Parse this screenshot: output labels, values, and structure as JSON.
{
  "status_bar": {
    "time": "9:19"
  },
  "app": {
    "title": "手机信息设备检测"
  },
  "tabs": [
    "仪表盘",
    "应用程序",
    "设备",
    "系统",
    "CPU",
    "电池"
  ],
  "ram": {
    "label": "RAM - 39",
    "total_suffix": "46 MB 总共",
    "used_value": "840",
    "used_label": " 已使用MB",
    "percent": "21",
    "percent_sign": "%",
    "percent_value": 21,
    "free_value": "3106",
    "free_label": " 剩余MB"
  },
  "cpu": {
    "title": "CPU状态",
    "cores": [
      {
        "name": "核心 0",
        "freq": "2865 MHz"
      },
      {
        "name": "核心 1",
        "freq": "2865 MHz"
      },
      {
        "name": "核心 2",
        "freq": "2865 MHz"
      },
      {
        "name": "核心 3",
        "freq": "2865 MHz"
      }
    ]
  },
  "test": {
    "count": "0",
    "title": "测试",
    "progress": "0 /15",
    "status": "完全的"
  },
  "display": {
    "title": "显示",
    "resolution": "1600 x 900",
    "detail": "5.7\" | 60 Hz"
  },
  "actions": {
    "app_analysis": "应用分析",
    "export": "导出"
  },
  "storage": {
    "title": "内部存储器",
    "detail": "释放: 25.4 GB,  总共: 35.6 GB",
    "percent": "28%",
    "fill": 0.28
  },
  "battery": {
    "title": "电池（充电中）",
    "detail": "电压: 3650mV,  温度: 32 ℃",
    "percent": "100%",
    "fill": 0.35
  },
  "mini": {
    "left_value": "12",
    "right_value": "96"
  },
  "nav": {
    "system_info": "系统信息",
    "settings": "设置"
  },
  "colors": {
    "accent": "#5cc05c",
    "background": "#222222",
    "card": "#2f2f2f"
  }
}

○ ○ ○ ○ ○

— WORK INSTRUCTIONS —
Type out the full listing again, exactly as given.

— RESULT BELOW —
Parse this screenshot: output labels, values, and structure as JSON.
{
  "status_bar": {
    "time": "9:19"
  },
  "app": {
    "title": "手机信息设备检测"
  },
  "tabs": [
    "仪表盘",
    "应用程序",
    "设备",
    "系统",
    "CPU",
    "电池"
  ],
  "ram": {
    "label": "RAM - 39",
    "total_suffix": "46 MB 总共",
    "used_value": "840",
    "used_label": " 已使用MB",
    "percent": "21",
    "percent_sign": "%",
    "percent_value": 21,
    "free_value": "3106",
    "free_label": " 剩余MB"
  },
  "cpu": {
    "title": "CPU状态",
    "cores": [
      {
        "name": "核心 0",
        "freq": "2865 MHz"
      },
      {
        "name": "核心 1",
        "freq": "2865 MHz"
      },
      {
        "name": "核心 2",
        "freq": "2865 MHz"
      },
      {
        "name": "核心 3",
        "freq": "2865 MHz"
      }
    ]
  },
  "test": {
    "count": "0",
    "title": "测试",
    "progress": "0 /15",
    "status": "完全的"
  },
  "display": {
    "title": "显示",
    "resolution": "1600 x 900",
    "detail": "5.7\" | 60 Hz"
  },
  "actions": {
    "app_analysis": "应用分析",
    "export": "导出"
  },
  "storage": {
    "title": "内部存储器",
    "detail": "释放: 25.4 GB,  总共: 35.6 GB",
    "percent": "28%",
    "fill": 0.28
  },
  "battery": {
    "title": "电池（充电中）",
    "detail": "电压: 3650mV,  温度: 32 ℃",
    "percent": "100%",
    "fill": 0.35
  },
  "mini": {
    "left_value": "12",
    "right_value": "96"
  },
  "nav": {
    "system_info": "系统信息",
    "settings": "设置"
  },
  "colors": {
    "accent": "#5cc05c",
    "background": "#222222",
    "card": "#2f2f2f"
  }
}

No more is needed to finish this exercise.